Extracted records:
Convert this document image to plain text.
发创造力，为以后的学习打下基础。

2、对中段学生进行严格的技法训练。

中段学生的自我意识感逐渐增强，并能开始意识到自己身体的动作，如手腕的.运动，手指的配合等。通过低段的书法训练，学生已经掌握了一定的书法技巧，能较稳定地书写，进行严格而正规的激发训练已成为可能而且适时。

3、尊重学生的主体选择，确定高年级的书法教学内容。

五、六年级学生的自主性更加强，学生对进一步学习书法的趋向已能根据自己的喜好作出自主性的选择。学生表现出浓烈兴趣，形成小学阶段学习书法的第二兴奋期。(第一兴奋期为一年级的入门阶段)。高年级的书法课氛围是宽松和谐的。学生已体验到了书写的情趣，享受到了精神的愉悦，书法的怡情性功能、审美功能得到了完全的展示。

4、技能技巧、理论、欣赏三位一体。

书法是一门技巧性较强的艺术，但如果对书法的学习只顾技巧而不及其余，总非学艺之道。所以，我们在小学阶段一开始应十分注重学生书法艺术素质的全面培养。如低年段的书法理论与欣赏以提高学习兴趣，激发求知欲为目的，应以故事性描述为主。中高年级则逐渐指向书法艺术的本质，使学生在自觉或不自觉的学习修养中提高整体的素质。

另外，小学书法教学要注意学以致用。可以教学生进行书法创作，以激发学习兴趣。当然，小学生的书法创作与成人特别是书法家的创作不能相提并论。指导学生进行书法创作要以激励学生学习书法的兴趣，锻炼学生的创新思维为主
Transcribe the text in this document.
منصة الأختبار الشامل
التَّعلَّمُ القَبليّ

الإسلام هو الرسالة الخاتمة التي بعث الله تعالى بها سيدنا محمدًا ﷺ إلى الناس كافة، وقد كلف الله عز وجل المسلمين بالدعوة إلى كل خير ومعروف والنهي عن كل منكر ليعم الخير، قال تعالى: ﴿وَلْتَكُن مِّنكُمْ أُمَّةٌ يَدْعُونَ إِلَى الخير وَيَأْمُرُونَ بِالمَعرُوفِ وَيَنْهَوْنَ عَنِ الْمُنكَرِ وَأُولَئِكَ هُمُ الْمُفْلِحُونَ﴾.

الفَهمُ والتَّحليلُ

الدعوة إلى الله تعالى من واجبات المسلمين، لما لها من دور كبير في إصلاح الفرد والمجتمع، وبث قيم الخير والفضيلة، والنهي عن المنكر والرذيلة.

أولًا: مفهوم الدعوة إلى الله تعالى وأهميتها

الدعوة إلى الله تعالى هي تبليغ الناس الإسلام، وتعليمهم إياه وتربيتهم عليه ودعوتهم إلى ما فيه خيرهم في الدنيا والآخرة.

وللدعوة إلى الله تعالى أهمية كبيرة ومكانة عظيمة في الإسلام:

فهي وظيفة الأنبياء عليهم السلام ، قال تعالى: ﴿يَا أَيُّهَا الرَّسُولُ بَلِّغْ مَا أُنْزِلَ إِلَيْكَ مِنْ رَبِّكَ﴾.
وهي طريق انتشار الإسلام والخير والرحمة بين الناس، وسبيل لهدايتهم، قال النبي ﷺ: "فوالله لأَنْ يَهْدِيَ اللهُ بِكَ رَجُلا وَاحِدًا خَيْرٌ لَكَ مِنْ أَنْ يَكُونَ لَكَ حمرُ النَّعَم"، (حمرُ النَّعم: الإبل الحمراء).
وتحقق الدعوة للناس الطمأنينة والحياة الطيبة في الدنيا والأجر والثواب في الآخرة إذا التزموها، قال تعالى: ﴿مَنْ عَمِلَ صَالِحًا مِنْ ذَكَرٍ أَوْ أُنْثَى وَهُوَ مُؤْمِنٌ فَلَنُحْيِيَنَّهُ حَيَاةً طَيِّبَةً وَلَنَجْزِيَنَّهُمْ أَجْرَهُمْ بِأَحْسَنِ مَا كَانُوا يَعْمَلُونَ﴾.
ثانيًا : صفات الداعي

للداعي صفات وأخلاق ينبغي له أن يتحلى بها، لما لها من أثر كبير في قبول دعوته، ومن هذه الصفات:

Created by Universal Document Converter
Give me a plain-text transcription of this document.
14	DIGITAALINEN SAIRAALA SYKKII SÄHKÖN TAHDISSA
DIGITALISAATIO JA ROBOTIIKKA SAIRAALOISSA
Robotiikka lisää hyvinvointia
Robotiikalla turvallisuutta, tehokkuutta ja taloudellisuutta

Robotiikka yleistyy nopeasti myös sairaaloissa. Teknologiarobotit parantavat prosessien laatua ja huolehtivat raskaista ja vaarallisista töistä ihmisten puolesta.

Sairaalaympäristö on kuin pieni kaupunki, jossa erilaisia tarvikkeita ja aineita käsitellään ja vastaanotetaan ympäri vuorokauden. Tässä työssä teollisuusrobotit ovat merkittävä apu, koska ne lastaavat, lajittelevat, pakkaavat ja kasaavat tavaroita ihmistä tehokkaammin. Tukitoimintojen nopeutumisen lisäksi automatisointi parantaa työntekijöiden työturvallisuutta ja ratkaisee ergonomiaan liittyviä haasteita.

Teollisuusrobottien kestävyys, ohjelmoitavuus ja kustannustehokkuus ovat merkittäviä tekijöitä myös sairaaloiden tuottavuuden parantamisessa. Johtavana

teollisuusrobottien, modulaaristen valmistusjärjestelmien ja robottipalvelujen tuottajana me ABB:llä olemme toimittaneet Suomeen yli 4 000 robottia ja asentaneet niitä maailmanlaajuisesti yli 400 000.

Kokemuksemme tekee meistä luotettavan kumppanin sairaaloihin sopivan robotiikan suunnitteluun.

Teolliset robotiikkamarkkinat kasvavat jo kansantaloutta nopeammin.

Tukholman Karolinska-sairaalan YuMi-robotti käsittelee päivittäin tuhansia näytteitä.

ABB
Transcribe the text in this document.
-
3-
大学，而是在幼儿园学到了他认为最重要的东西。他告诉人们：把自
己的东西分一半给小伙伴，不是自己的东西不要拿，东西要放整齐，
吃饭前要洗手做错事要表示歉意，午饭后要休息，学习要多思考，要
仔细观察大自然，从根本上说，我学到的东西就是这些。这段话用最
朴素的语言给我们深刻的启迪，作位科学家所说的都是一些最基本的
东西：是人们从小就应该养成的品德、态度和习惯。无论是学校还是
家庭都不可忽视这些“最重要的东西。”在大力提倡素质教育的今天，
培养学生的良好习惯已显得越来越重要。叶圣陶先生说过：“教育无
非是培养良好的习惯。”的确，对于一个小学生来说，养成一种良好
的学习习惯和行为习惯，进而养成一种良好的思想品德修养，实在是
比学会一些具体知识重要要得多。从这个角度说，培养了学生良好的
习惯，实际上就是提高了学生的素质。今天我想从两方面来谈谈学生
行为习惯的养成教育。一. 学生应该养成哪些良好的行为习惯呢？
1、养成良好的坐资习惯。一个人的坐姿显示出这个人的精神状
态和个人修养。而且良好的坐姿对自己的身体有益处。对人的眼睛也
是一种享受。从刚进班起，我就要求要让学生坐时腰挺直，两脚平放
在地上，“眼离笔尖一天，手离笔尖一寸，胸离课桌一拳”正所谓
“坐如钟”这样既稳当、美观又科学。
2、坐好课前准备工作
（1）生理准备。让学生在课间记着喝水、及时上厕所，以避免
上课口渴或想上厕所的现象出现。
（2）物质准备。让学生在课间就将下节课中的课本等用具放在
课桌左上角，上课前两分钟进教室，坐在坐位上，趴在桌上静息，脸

> THE PROBLEM
From the listing, copy each line containing the word "plain".

> IN RESPONSE
Convert this document image to plain text.
Give me a plain-text transcription of this document.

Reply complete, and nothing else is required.